- _TASK GOAL_:
Work out the number of lines containing "thermal". Give that number alone.

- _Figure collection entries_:
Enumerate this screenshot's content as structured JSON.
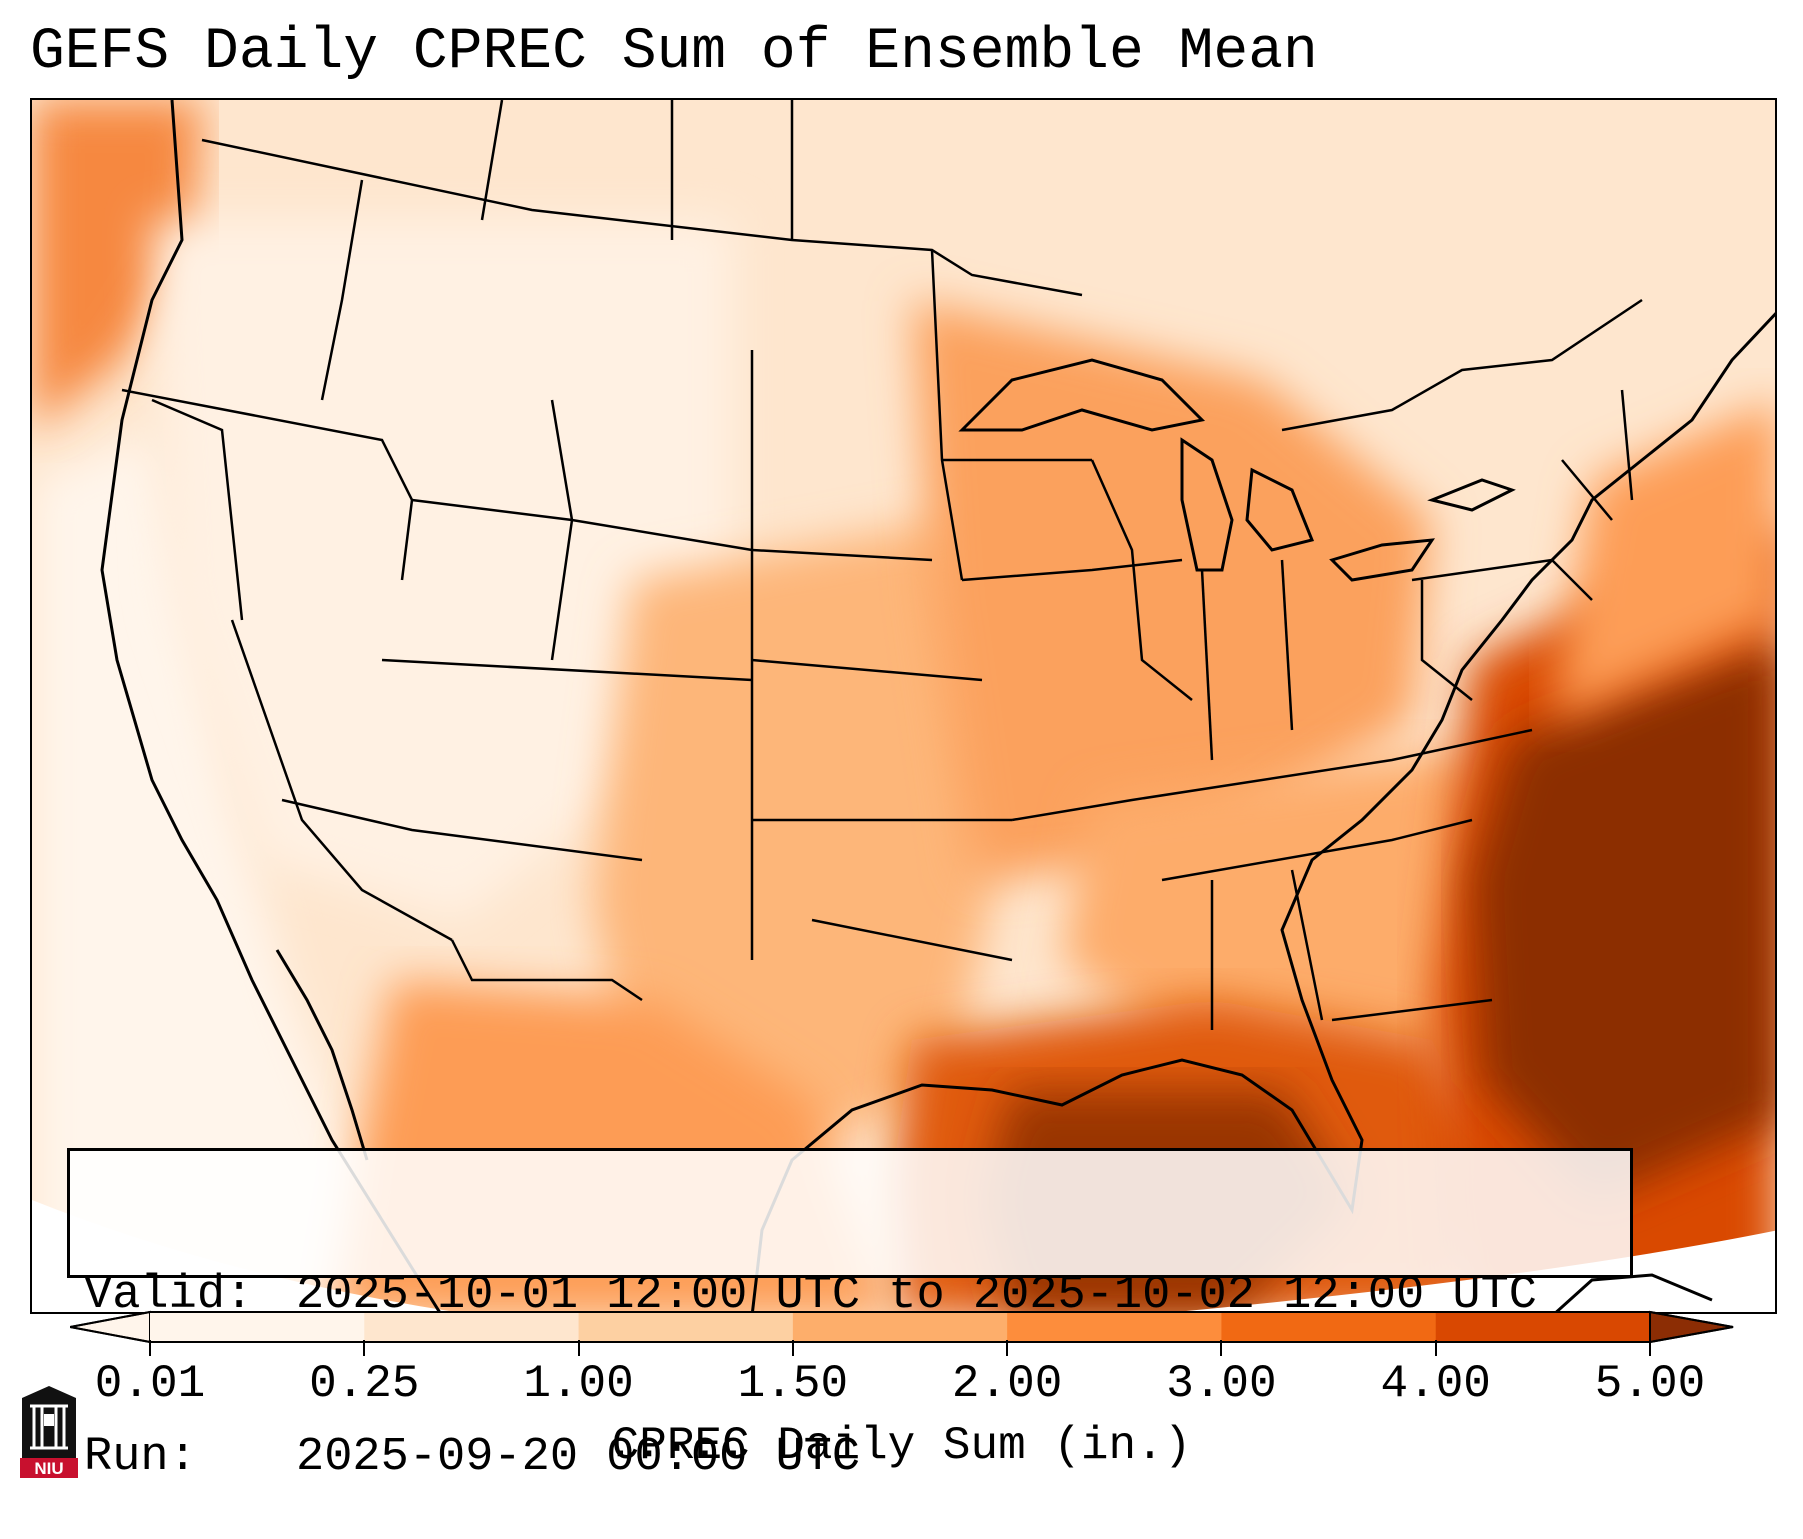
{
  "title": "GEFS Daily CPREC Sum of Ensemble Mean",
  "info": {
    "valid_label": "Valid:",
    "valid_value": "2025-10-01 12:00 UTC to 2025-10-02 12:00 UTC",
    "run_label": "Run:",
    "run_value": "2025-09-20 00:00 UTC"
  },
  "colorbar": {
    "label": "CPREC Daily Sum (in.)",
    "ticks": [
      "0.01",
      "0.25",
      "1.00",
      "1.50",
      "2.00",
      "3.00",
      "4.00",
      "5.00"
    ],
    "colors": [
      "#fff5eb",
      "#fee6ce",
      "#fdd0a2",
      "#fdae6b",
      "#fd8d3c",
      "#f16913",
      "#d94801",
      "#8c2d04"
    ],
    "extend": "both"
  },
  "logo": {
    "text": "NIU"
  },
  "colors": {
    "ocean_heavy": "#8c2d04",
    "outline": "#000000"
  }
}
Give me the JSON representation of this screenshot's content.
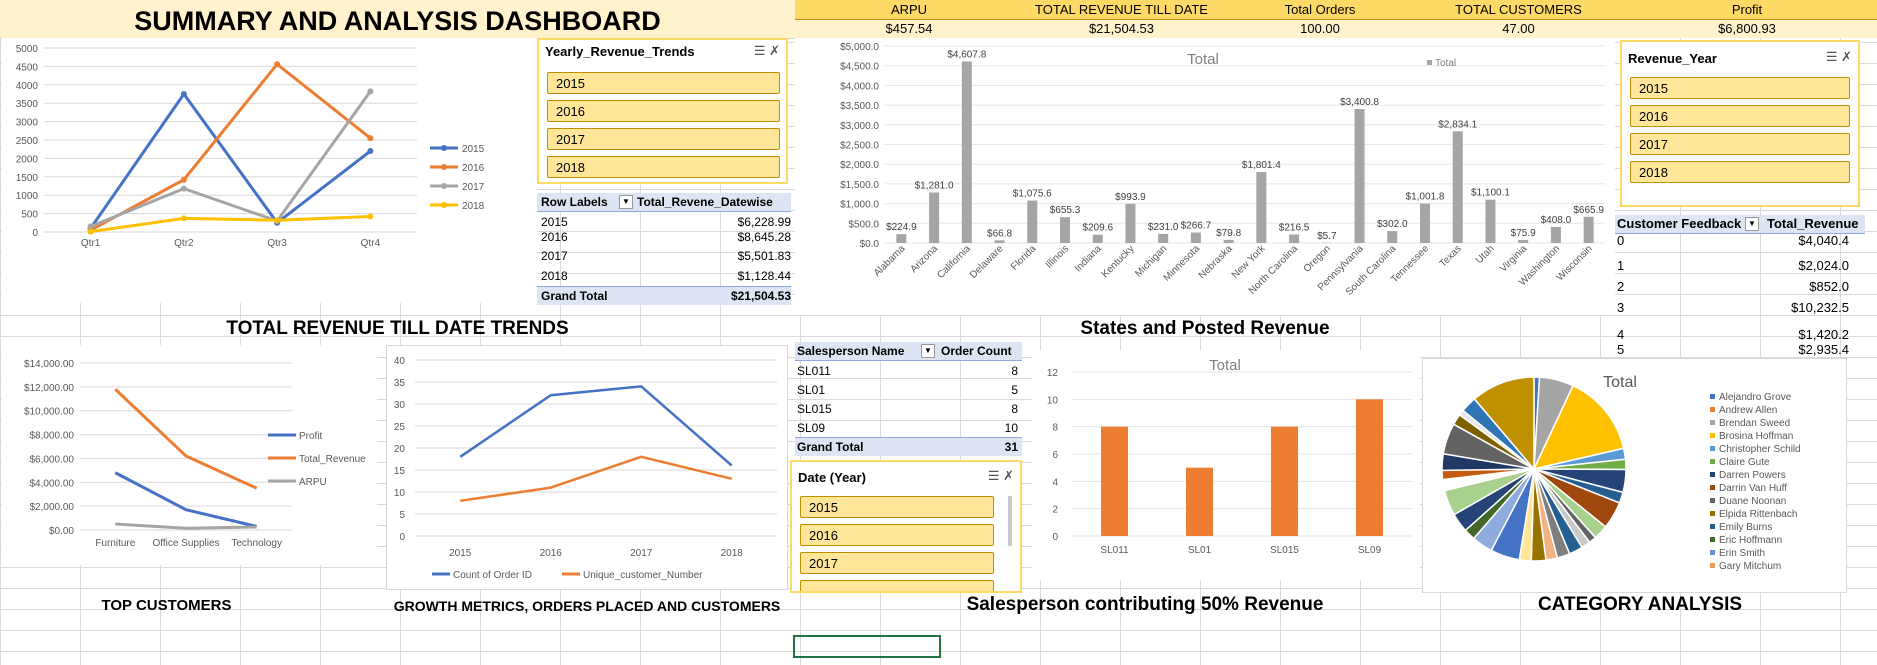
{
  "dashboard_title": "SUMMARY AND ANALYSIS DASHBOARD",
  "kpis": [
    {
      "label": "ARPU",
      "value": "$457.54"
    },
    {
      "label": "TOTAL REVENUE TILL DATE",
      "value": "$21,504.53"
    },
    {
      "label": "Total Orders",
      "value": "100.00"
    },
    {
      "label": "TOTAL CUSTOMERS",
      "value": "47.00"
    },
    {
      "label": "Profit",
      "value": "$6,800.93"
    }
  ],
  "section_titles": {
    "trends": "TOTAL REVENUE TILL DATE TRENDS",
    "states": "States and Posted Revenue",
    "top_customers": "TOP CUSTOMERS",
    "growth": "GROWTH METRICS, ORDERS PLACED AND CUSTOMERS",
    "salesperson": "Salesperson contributing 50% Revenue",
    "category": "CATEGORY ANALYSIS"
  },
  "slicers": {
    "yearly": {
      "title": "Yearly_Revenue_Trends",
      "items": [
        "2015",
        "2016",
        "2017",
        "2018"
      ]
    },
    "revenue_year": {
      "title": "Revenue_Year",
      "items": [
        "2015",
        "2016",
        "2017",
        "2018"
      ]
    },
    "date_year": {
      "title": "Date (Year)",
      "items": [
        "2015",
        "2016",
        "2017"
      ]
    }
  },
  "pivot_yearly": {
    "headers": [
      "Row Labels",
      "Total_Revene_Datewise"
    ],
    "rows": [
      [
        "2015",
        "$6,228.99"
      ],
      [
        "2016",
        "$8,645.28"
      ],
      [
        "2017",
        "$5,501.83"
      ],
      [
        "2018",
        "$1,128.44"
      ]
    ],
    "grand_total": [
      "Grand Total",
      "$21,504.53"
    ]
  },
  "pivot_feedback": {
    "headers": [
      "Customer Feedback",
      "Total_Revenue"
    ],
    "rows": [
      [
        "0",
        "$4,040.4"
      ],
      [
        "1",
        "$2,024.0"
      ],
      [
        "2",
        "$852.0"
      ],
      [
        "3",
        "$10,232.5"
      ],
      [
        "4",
        "$1,420.2"
      ],
      [
        "5",
        "$2,935.4"
      ]
    ]
  },
  "pivot_salesperson": {
    "headers": [
      "Salesperson Name",
      "Order Count"
    ],
    "rows": [
      [
        "SL011",
        "8"
      ],
      [
        "SL01",
        "5"
      ],
      [
        "SL015",
        "8"
      ],
      [
        "SL09",
        "10"
      ]
    ],
    "grand_total": [
      "Grand Total",
      "31"
    ]
  },
  "chart_data": [
    {
      "id": "quarterly",
      "type": "line",
      "categories": [
        "Qtr1",
        "Qtr2",
        "Qtr3",
        "Qtr4"
      ],
      "ylim": [
        0,
        5000
      ],
      "yticks": [
        "0",
        "500",
        "1000",
        "1500",
        "2000",
        "2500",
        "3000",
        "3500",
        "4000",
        "4500",
        "5000"
      ],
      "series": [
        {
          "name": "2015",
          "color": "#4472c4",
          "values": [
            100,
            3750,
            250,
            2200
          ]
        },
        {
          "name": "2016",
          "color": "#ed7d31",
          "values": [
            50,
            1420,
            4560,
            2550
          ]
        },
        {
          "name": "2017",
          "color": "#a5a5a5",
          "values": [
            150,
            1180,
            300,
            3820
          ]
        },
        {
          "name": "2018",
          "color": "#ffc000",
          "values": [
            10,
            370,
            320,
            420
          ]
        }
      ]
    },
    {
      "id": "states",
      "type": "bar",
      "title": "Total",
      "legend": "Total",
      "ylim": [
        0,
        5000
      ],
      "yticks": [
        "$0.0",
        "$500.0",
        "$1,000.0",
        "$1,500.0",
        "$2,000.0",
        "$2,500.0",
        "$3,000.0",
        "$3,500.0",
        "$4,000.0",
        "$4,500.0",
        "$5,000.0"
      ],
      "categories": [
        "Alabama",
        "Arizona",
        "California",
        "Delaware",
        "Florida",
        "Illinois",
        "Indiana",
        "Kentucky",
        "Michigan",
        "Minnesota",
        "Nebraska",
        "New York",
        "North Carolina",
        "Oregon",
        "Pennsylvania",
        "South Carolina",
        "Tennessee",
        "Texas",
        "Utah",
        "Virginia",
        "Washington",
        "Wisconsin"
      ],
      "values": [
        224.9,
        1281.0,
        4607.8,
        66.8,
        1075.6,
        655.3,
        209.6,
        993.9,
        231.0,
        266.7,
        79.8,
        1801.4,
        216.5,
        5.7,
        3400.8,
        302.0,
        1001.8,
        2834.1,
        1100.1,
        75.9,
        408.0,
        665.9
      ],
      "labels": [
        "$224.9",
        "$1,281.0",
        "$4,607.8",
        "$66.8",
        "$1,075.6",
        "$655.3",
        "$209.6",
        "$993.9",
        "$231.0",
        "$266.7",
        "$79.8",
        "$1,801.4",
        "$216.5",
        "$5.7",
        "$3,400.8",
        "$302.0",
        "$1,001.8",
        "$2,834.1",
        "$1,100.1",
        "$75.9",
        "$408.0",
        "$665.9"
      ]
    },
    {
      "id": "top_customers",
      "type": "line",
      "categories": [
        "Furniture",
        "Office Supplies",
        "Technology"
      ],
      "ylim": [
        0,
        14000
      ],
      "yticks": [
        "$0.00",
        "$2,000.00",
        "$4,000.00",
        "$6,000.00",
        "$8,000.00",
        "$10,000.00",
        "$12,000.00",
        "$14,000.00"
      ],
      "series": [
        {
          "name": "Profit",
          "color": "#4472c4",
          "values": [
            4800,
            1700,
            300
          ]
        },
        {
          "name": "Total_Revenue",
          "color": "#ed7d31",
          "values": [
            11800,
            6200,
            3500
          ]
        },
        {
          "name": "ARPU",
          "color": "#a5a5a5",
          "values": [
            500,
            150,
            250
          ]
        }
      ]
    },
    {
      "id": "growth",
      "type": "line",
      "categories": [
        "2015",
        "2016",
        "2017",
        "2018"
      ],
      "ylim": [
        0,
        40
      ],
      "yticks": [
        "0",
        "5",
        "10",
        "15",
        "20",
        "25",
        "30",
        "35",
        "40"
      ],
      "series": [
        {
          "name": "Count of Order ID",
          "color": "#4472c4",
          "values": [
            18,
            32,
            34,
            16
          ]
        },
        {
          "name": "Unique_customer_Number",
          "color": "#ed7d31",
          "values": [
            8,
            11,
            18,
            13
          ]
        }
      ]
    },
    {
      "id": "salesperson",
      "type": "bar",
      "title": "Total",
      "categories": [
        "SL011",
        "SL01",
        "SL015",
        "SL09"
      ],
      "values": [
        8,
        5,
        8,
        10
      ],
      "ylim": [
        0,
        12
      ],
      "yticks": [
        "0",
        "2",
        "4",
        "6",
        "8",
        "10",
        "12"
      ],
      "color": "#ed7d31"
    },
    {
      "id": "category",
      "type": "pie",
      "title": "Total",
      "legend": [
        "Alejandro Grove",
        "Andrew Allen",
        "Brendan Sweed",
        "Brosina Hoffman",
        "Christopher Schild",
        "Claire Gute",
        "Darren Powers",
        "Darrin Van Huff",
        "Duane Noonan",
        "Elpida Rittenbach",
        "Emily Burns",
        "Eric Hoffmann",
        "Erin Smith",
        "Gary Mitchum"
      ],
      "legend_colors": [
        "#4472c4",
        "#ed7d31",
        "#a5a5a5",
        "#ffc000",
        "#5b9bd5",
        "#70ad47",
        "#264478",
        "#9e480e",
        "#636363",
        "#997300",
        "#255e91",
        "#43682b",
        "#698ed0",
        "#f1975a"
      ],
      "values": [
        1.2,
        7.5,
        18,
        2.4,
        2.2,
        5,
        2.4,
        6,
        3.2,
        1.6,
        2,
        3,
        2.8,
        2.5,
        3.2,
        2.6,
        6.4,
        4.6,
        2.5,
        4.2,
        5.6,
        2.4,
        2,
        3.6,
        6.8,
        2.4,
        1.2,
        3.5,
        14
      ],
      "colors": [
        "#4472c4",
        "#a5a5a5",
        "#ffc000",
        "#5b9bd5",
        "#70ad47",
        "#264478",
        "#255e91",
        "#9e480e",
        "#a9d18e",
        "#636363",
        "#c9c9c9",
        "#255e91",
        "#7f7f7f",
        "#f4b183",
        "#997300",
        "#ffe699",
        "#4472c4",
        "#8faadc",
        "#43682b",
        "#264478",
        "#a9d18e",
        "#ffffff",
        "#c55a11",
        "#203864",
        "#636363",
        "#7f6000",
        "#e7e6e6",
        "#2e75b6",
        "#bf9000"
      ]
    }
  ]
}
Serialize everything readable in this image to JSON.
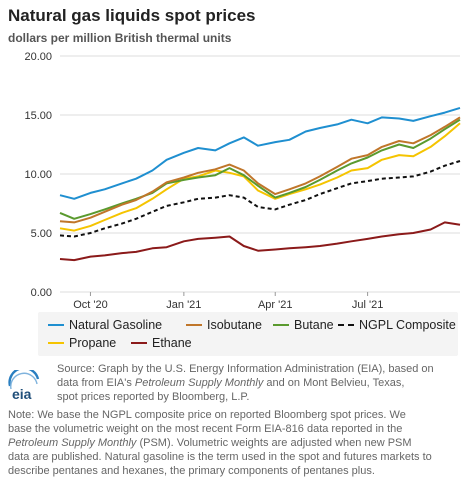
{
  "header": {
    "title": "Natural gas liquids spot prices",
    "subtitle": "dollars per million British thermal units"
  },
  "source": {
    "logo_text": "eia",
    "line1": "Source: Graph by the U.S. Energy Information Administration (EIA), based on",
    "line2a": "data from EIA's ",
    "line2b": "Petroleum Supply Monthly",
    "line2c": " and on Mont Belvieu, Texas,",
    "line3": "spot prices reported by Bloomberg, L.P."
  },
  "note": {
    "p1": "Note: We base the NGPL composite price on reported Bloomberg spot prices. We",
    "p2": "base the volumetric weight on the most recent Form EIA-816 data reported in the",
    "p3a": "Petroleum Supply Monthly",
    "p3b": " (PSM). Volumetric weights are adjusted when new PSM",
    "p4": "data are published. Natural gasoline is the term used in the spot and futures markets to",
    "p5": "describe pentanes and hexanes, the primary components of pentanes plus."
  },
  "colors": {
    "natural_gasoline": "#1f8fd0",
    "isobutane": "#c0762a",
    "butane": "#5a9a2e",
    "ngpl_composite": "#111111",
    "propane": "#f5c400",
    "ethane": "#8b1a1a",
    "grid": "#dddddd",
    "axis_text": "#333333"
  },
  "chart_data": {
    "type": "line",
    "title": "Natural gas liquids spot prices",
    "subtitle": "dollars per million British thermal units",
    "xlabel": "",
    "ylabel": "",
    "x_ticks": [
      "Oct '20",
      "Jan '21",
      "Apr '21",
      "Jul '21"
    ],
    "y_ticks": [
      "0.00",
      "5.00",
      "10.00",
      "15.00",
      "20.00"
    ],
    "ylim": [
      0,
      20
    ],
    "xlim": [
      "2020-09-01",
      "2021-09-30"
    ],
    "grid": true,
    "legend_position": "bottom",
    "x": [
      "2020-09-01",
      "2020-09-15",
      "2020-10-01",
      "2020-10-15",
      "2020-11-01",
      "2020-11-15",
      "2020-12-01",
      "2020-12-15",
      "2021-01-01",
      "2021-01-15",
      "2021-02-01",
      "2021-02-15",
      "2021-03-01",
      "2021-03-15",
      "2021-04-01",
      "2021-04-15",
      "2021-05-01",
      "2021-05-15",
      "2021-06-01",
      "2021-06-15",
      "2021-07-01",
      "2021-07-15",
      "2021-08-01",
      "2021-08-15",
      "2021-09-01",
      "2021-09-15",
      "2021-09-30"
    ],
    "series": [
      {
        "name": "Natural Gasoline",
        "color_key": "natural_gasoline",
        "dash": "",
        "values": [
          8.2,
          7.9,
          8.4,
          8.7,
          9.2,
          9.6,
          10.3,
          11.2,
          11.8,
          12.2,
          12.0,
          12.6,
          13.1,
          12.4,
          12.7,
          12.9,
          13.6,
          13.9,
          14.2,
          14.6,
          14.3,
          14.8,
          14.7,
          14.5,
          14.9,
          15.2,
          15.6
        ]
      },
      {
        "name": "Isobutane",
        "color_key": "isobutane",
        "dash": "",
        "values": [
          6.0,
          5.9,
          6.3,
          6.8,
          7.4,
          7.8,
          8.5,
          9.3,
          9.7,
          10.1,
          10.4,
          10.8,
          10.3,
          9.2,
          8.3,
          8.7,
          9.2,
          9.8,
          10.6,
          11.3,
          11.6,
          12.3,
          12.8,
          12.6,
          13.3,
          14.0,
          14.8
        ]
      },
      {
        "name": "Butane",
        "color_key": "butane",
        "dash": "",
        "values": [
          6.7,
          6.2,
          6.6,
          7.0,
          7.5,
          7.9,
          8.4,
          9.2,
          9.5,
          9.7,
          9.9,
          10.5,
          9.9,
          9.0,
          8.0,
          8.4,
          8.9,
          9.5,
          10.3,
          10.9,
          11.4,
          12.0,
          12.5,
          12.2,
          13.0,
          13.8,
          14.6
        ]
      },
      {
        "name": "NGPL Composite",
        "color_key": "ngpl_composite",
        "dash": "4,3",
        "values": [
          4.8,
          4.7,
          5.0,
          5.4,
          5.8,
          6.2,
          6.8,
          7.3,
          7.6,
          7.9,
          8.0,
          8.2,
          8.0,
          7.2,
          7.0,
          7.4,
          7.8,
          8.3,
          8.8,
          9.2,
          9.4,
          9.6,
          9.7,
          9.8,
          10.2,
          10.7,
          11.1
        ]
      },
      {
        "name": "Propane",
        "color_key": "propane",
        "dash": "",
        "values": [
          5.4,
          5.2,
          5.6,
          6.1,
          6.7,
          7.1,
          7.9,
          8.7,
          9.6,
          9.8,
          10.3,
          10.1,
          9.8,
          8.6,
          7.9,
          8.3,
          8.7,
          9.1,
          9.7,
          10.3,
          10.5,
          11.2,
          11.6,
          11.5,
          12.3,
          13.2,
          14.3
        ]
      },
      {
        "name": "Ethane",
        "color_key": "ethane",
        "dash": "",
        "values": [
          2.8,
          2.7,
          3.0,
          3.1,
          3.3,
          3.4,
          3.7,
          3.8,
          4.3,
          4.5,
          4.6,
          4.7,
          3.9,
          3.5,
          3.6,
          3.7,
          3.8,
          3.9,
          4.1,
          4.3,
          4.5,
          4.7,
          4.9,
          5.0,
          5.3,
          5.9,
          5.7
        ]
      }
    ]
  }
}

- _TASK SOLUTION_:
2